▸ **STATED TASK**: Write out the records again, exactly, leaving none out.

Dataset records
>> START

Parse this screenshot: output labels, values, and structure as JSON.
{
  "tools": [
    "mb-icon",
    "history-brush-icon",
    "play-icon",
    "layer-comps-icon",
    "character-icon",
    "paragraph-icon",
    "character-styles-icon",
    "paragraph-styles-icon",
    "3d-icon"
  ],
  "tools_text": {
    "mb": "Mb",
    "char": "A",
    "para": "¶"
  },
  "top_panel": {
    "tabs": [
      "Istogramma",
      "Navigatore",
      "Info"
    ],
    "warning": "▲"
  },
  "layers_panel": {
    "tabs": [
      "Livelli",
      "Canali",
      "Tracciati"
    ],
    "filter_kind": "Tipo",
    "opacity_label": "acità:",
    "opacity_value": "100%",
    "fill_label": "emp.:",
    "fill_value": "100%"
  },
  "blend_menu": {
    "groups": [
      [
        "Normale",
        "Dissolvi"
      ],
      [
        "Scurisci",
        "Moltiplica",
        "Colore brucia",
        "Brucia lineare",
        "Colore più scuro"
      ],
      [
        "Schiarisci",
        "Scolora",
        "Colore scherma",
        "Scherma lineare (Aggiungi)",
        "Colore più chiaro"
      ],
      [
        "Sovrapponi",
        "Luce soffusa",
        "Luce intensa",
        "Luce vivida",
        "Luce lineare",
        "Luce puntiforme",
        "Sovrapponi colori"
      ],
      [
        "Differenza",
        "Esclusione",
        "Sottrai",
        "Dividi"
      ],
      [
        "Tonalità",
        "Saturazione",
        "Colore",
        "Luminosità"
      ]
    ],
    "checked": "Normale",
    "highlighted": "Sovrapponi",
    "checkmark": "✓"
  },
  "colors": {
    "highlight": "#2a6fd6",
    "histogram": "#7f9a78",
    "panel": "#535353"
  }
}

>> END

▸ **ANSWER TO THIS TASK**:
Parse this screenshot: output labels, values, and structure as JSON.
{
  "tools": [
    "mb-icon",
    "history-brush-icon",
    "play-icon",
    "layer-comps-icon",
    "character-icon",
    "paragraph-icon",
    "character-styles-icon",
    "paragraph-styles-icon",
    "3d-icon"
  ],
  "tools_text": {
    "mb": "Mb",
    "char": "A",
    "para": "¶"
  },
  "top_panel": {
    "tabs": [
      "Istogramma",
      "Navigatore",
      "Info"
    ],
    "warning": "▲"
  },
  "layers_panel": {
    "tabs": [
      "Livelli",
      "Canali",
      "Tracciati"
    ],
    "filter_kind": "Tipo",
    "opacity_label": "acità:",
    "opacity_value": "100%",
    "fill_label": "emp.:",
    "fill_value": "100%"
  },
  "blend_menu": {
    "groups": [
      [
        "Normale",
        "Dissolvi"
      ],
      [
        "Scurisci",
        "Moltiplica",
        "Colore brucia",
        "Brucia lineare",
        "Colore più scuro"
      ],
      [
        "Schiarisci",
        "Scolora",
        "Colore scherma",
        "Scherma lineare (Aggiungi)",
        "Colore più chiaro"
      ],
      [
        "Sovrapponi",
        "Luce soffusa",
        "Luce intensa",
        "Luce vivida",
        "Luce lineare",
        "Luce puntiforme",
        "Sovrapponi colori"
      ],
      [
        "Differenza",
        "Esclusione",
        "Sottrai",
        "Dividi"
      ],
      [
        "Tonalità",
        "Saturazione",
        "Colore",
        "Luminosità"
      ]
    ],
    "checked": "Normale",
    "highlighted": "Sovrapponi",
    "checkmark": "✓"
  },
  "colors": {
    "highlight": "#2a6fd6",
    "histogram": "#7f9a78",
    "panel": "#535353"
  }
}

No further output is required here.